### Task goal
Pull each line holding the word "nтенденцией" from the data.
— Start Data —
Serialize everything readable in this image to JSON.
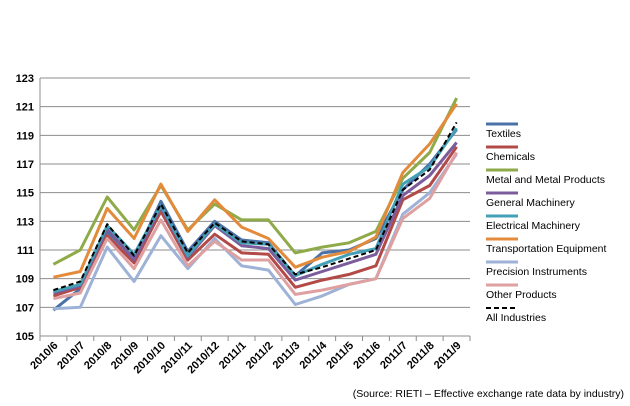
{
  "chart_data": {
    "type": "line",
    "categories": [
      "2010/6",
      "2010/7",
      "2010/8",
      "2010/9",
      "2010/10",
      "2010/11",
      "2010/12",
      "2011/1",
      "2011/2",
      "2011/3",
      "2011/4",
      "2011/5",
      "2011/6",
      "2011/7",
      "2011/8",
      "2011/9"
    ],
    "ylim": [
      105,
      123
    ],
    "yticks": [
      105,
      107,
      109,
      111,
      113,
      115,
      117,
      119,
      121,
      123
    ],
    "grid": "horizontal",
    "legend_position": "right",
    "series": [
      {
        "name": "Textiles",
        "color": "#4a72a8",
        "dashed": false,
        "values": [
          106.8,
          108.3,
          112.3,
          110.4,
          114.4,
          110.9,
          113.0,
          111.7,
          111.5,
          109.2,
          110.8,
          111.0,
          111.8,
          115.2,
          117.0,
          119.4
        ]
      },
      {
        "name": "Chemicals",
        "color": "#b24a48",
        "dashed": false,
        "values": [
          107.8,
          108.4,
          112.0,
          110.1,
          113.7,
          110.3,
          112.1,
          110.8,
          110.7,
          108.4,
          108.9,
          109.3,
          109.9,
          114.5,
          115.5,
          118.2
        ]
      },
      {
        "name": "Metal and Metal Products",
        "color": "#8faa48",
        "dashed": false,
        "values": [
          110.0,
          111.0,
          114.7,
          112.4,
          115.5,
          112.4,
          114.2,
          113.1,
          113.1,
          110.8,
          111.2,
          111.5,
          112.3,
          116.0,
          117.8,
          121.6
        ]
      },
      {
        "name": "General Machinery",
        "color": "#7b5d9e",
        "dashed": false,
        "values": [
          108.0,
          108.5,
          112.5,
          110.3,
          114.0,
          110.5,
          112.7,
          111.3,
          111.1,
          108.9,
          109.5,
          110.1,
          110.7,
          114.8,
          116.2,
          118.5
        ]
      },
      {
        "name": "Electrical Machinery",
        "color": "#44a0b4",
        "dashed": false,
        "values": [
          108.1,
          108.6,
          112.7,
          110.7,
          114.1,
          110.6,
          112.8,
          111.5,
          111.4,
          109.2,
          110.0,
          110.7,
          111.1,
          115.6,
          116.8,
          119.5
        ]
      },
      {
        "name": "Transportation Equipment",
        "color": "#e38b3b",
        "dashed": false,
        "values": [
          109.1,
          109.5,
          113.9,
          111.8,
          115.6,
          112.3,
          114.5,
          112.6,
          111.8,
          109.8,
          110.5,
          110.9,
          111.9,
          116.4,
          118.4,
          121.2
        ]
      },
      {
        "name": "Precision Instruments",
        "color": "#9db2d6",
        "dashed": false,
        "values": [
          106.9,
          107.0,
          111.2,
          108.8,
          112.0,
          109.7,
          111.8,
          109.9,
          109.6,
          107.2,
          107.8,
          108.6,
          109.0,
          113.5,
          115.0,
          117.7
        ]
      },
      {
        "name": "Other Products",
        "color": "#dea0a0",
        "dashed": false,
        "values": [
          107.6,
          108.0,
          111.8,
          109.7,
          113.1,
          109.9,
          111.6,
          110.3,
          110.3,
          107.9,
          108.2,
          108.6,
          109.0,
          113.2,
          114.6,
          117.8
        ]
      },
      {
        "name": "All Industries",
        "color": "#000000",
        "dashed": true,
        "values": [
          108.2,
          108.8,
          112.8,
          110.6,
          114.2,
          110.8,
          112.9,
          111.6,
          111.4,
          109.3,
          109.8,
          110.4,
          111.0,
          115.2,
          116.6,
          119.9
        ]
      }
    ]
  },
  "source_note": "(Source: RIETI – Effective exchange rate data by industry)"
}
— End Data —
— Start Data —
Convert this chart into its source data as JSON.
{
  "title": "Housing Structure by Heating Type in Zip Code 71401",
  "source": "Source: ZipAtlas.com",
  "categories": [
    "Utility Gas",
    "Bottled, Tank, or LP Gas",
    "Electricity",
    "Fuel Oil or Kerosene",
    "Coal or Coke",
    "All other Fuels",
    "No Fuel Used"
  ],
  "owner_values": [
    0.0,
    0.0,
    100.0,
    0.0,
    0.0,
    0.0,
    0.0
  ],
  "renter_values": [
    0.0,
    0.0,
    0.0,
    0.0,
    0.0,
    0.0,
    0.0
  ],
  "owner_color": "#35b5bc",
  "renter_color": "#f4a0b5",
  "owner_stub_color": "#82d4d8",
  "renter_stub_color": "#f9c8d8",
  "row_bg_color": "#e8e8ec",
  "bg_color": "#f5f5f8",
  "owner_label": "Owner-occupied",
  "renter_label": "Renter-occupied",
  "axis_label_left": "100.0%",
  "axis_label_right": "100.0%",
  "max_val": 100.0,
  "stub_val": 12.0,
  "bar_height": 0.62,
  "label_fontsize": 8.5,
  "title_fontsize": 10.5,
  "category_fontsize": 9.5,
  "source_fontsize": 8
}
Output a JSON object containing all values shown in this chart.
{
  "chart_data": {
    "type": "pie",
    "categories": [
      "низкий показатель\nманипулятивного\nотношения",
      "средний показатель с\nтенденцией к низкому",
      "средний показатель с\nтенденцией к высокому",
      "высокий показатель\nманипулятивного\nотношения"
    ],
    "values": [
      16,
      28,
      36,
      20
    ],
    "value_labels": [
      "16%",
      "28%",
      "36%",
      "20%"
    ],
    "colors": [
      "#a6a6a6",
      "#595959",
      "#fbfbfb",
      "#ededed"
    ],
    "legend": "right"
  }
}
— End Data —
### Reply to the task
      "средний показатель с\nтенденцией к низкому",
      "средний показатель с\nтенденцией к высокому",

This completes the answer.